[BEGIN SUPPLIED RECORDS]

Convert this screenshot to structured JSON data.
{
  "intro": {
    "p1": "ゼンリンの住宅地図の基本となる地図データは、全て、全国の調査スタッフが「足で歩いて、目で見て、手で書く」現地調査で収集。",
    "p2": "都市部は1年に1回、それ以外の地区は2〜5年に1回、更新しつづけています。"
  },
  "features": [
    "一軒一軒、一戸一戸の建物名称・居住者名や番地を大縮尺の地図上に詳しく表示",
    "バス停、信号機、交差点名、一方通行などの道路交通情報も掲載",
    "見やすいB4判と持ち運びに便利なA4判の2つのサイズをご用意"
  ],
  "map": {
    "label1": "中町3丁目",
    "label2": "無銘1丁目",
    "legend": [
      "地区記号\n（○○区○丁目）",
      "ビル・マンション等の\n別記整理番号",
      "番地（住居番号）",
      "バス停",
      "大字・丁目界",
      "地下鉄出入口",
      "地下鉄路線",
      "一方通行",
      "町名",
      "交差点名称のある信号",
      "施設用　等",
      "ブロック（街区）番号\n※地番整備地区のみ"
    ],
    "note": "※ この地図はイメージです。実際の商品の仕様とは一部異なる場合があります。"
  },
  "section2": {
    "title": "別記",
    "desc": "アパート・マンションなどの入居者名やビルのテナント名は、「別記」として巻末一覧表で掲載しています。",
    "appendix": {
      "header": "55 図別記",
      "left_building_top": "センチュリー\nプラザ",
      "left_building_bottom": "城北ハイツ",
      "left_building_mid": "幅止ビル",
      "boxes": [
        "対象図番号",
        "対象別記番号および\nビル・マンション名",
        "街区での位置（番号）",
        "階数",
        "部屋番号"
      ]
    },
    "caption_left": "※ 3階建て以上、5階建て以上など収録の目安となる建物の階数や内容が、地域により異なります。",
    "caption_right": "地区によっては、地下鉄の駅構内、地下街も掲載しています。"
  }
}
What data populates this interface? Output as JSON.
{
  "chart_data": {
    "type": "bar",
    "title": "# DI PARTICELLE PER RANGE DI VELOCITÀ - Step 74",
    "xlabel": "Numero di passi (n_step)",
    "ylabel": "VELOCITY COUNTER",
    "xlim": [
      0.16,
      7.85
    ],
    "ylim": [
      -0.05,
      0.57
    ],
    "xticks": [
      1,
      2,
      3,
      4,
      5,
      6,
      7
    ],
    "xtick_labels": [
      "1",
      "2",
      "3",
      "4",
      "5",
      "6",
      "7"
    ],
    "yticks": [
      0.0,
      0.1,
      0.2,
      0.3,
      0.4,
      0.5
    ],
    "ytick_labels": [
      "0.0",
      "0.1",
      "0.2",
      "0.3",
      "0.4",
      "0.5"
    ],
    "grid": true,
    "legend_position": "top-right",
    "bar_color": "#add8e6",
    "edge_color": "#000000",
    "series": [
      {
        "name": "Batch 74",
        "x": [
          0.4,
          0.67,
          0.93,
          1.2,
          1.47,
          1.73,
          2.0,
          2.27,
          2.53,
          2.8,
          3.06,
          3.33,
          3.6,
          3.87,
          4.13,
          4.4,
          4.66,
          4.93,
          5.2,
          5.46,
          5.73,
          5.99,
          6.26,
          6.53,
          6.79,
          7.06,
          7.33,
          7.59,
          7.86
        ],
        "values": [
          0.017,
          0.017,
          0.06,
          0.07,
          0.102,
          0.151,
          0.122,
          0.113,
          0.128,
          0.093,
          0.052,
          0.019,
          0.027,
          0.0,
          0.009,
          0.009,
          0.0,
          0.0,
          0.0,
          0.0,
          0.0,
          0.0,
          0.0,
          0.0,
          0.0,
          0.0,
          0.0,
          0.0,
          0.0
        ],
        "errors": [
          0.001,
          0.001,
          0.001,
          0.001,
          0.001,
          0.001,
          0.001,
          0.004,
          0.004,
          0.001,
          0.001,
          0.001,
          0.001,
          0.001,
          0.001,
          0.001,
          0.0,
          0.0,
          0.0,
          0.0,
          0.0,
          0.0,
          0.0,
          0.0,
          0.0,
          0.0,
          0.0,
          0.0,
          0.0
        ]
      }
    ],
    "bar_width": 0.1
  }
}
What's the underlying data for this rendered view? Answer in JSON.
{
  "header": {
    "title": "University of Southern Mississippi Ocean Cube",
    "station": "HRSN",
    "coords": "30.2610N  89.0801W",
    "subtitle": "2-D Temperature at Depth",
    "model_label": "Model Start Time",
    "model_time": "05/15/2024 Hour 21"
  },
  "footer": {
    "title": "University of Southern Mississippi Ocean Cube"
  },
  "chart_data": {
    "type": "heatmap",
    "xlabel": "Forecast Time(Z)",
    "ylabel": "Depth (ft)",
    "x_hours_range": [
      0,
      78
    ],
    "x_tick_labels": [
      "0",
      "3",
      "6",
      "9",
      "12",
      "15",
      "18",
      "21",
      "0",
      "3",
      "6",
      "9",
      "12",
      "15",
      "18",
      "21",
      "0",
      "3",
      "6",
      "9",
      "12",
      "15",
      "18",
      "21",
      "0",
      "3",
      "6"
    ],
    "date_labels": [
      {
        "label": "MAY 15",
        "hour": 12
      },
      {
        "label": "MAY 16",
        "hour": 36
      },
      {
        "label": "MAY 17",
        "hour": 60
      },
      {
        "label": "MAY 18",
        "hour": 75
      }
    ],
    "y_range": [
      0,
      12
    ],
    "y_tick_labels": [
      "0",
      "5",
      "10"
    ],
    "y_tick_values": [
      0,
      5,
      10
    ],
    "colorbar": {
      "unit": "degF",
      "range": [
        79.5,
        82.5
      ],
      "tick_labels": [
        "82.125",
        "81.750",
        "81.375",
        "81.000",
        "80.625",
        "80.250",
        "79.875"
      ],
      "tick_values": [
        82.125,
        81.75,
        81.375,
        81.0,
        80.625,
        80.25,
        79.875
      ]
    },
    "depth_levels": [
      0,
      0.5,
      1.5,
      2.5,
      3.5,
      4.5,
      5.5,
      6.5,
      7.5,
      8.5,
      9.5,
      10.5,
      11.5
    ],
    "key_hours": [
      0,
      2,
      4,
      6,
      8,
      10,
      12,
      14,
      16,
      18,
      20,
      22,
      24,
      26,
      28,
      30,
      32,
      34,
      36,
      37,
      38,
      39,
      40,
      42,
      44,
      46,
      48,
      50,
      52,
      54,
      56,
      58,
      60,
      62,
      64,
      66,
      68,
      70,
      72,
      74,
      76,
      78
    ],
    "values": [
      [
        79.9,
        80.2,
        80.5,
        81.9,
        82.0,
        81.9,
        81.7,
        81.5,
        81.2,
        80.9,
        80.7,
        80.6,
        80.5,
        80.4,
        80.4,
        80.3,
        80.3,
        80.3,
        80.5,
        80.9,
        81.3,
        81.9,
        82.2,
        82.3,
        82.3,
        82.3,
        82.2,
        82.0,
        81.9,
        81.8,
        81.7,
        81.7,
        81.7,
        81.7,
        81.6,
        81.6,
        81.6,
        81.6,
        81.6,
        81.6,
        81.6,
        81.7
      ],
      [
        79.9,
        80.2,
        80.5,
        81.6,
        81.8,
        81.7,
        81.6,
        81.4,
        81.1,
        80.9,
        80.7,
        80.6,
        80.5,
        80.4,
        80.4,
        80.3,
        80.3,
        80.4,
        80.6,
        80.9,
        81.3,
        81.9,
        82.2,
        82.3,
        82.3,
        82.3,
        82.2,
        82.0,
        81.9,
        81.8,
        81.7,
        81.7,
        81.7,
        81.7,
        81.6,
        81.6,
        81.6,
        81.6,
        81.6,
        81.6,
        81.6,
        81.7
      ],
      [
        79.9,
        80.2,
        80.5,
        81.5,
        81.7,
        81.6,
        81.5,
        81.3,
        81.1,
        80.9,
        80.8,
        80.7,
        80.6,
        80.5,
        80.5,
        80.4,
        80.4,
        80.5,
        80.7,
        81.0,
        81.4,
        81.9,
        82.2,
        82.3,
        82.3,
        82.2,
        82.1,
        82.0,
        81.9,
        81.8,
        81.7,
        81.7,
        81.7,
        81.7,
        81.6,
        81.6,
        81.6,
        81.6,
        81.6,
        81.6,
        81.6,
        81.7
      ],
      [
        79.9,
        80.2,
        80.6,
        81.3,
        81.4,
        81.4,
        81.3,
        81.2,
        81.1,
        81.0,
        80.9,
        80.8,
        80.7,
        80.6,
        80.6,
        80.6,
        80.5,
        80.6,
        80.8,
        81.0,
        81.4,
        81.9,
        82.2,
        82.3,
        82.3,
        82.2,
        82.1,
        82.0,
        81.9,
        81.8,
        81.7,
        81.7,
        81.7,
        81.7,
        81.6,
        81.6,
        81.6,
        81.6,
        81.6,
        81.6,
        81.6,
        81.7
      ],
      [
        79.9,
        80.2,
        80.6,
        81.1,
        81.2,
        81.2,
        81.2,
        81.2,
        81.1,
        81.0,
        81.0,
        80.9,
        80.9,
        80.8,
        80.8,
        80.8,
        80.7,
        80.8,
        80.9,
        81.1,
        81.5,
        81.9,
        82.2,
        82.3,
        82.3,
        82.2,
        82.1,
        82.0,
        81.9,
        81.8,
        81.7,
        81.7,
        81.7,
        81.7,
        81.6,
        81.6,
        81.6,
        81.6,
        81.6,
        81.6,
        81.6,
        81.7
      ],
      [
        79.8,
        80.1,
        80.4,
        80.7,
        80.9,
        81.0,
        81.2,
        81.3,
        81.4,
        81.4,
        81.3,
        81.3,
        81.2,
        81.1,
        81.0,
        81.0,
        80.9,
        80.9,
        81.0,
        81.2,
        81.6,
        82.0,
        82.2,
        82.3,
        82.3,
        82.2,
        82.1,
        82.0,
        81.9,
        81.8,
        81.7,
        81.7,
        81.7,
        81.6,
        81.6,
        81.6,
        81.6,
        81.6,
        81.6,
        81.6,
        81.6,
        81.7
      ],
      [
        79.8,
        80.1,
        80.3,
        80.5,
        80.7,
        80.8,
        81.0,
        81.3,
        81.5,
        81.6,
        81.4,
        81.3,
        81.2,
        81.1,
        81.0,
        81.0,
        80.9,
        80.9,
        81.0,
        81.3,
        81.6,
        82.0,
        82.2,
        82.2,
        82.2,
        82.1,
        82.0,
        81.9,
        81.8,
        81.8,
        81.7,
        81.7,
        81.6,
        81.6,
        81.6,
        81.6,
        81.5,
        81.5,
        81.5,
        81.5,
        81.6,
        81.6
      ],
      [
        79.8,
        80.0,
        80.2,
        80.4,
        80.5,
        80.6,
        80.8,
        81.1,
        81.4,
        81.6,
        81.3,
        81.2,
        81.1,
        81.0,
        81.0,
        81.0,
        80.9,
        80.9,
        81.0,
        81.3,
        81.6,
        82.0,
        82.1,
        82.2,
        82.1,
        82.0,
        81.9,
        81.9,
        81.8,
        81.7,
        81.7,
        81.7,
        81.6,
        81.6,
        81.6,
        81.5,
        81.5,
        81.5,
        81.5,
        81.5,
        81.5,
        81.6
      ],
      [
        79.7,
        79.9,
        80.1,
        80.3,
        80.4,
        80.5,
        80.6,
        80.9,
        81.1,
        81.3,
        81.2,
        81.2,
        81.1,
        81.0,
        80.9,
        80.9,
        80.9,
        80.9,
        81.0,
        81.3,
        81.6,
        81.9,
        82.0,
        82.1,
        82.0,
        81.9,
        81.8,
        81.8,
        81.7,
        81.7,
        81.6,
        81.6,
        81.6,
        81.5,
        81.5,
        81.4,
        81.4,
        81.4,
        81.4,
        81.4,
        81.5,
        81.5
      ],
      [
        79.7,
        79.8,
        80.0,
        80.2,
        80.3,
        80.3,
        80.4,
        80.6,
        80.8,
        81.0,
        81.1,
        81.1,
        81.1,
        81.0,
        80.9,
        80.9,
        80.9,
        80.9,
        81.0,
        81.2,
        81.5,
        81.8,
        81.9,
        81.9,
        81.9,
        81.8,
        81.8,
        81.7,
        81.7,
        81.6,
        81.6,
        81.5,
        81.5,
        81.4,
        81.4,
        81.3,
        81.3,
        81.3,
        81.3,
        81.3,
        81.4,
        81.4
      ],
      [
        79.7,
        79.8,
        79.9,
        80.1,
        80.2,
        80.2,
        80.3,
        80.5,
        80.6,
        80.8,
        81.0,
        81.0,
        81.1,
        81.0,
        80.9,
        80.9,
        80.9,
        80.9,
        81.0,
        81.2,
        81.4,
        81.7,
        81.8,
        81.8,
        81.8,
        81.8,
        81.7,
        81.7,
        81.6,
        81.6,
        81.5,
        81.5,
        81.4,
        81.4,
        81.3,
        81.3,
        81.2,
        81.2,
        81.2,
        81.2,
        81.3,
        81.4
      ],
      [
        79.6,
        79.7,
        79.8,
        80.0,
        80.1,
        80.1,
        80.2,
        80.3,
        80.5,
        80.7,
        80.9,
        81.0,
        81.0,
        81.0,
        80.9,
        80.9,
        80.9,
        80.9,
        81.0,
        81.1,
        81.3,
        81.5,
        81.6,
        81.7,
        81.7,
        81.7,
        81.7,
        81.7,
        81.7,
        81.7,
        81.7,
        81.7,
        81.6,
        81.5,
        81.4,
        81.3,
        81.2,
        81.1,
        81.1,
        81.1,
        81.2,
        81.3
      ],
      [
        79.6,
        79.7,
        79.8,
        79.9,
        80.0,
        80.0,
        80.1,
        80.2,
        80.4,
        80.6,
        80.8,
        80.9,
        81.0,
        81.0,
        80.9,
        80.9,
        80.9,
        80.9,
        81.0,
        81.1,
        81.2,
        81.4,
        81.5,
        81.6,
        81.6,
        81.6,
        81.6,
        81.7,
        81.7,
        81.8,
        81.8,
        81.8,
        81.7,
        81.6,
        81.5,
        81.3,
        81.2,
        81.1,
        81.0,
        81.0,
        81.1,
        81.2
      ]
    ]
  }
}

[END SUPPLIED RECORDS]

■ WHAT IS BEING ASKED: Take each line containing the string "JSON" and copy it out.

■ EXERCISE RESPONSE:
Convert this screenshot to structured JSON data.
What data populates this interface? Output as JSON.
What's the underlying data for this rendered view? Answer in JSON.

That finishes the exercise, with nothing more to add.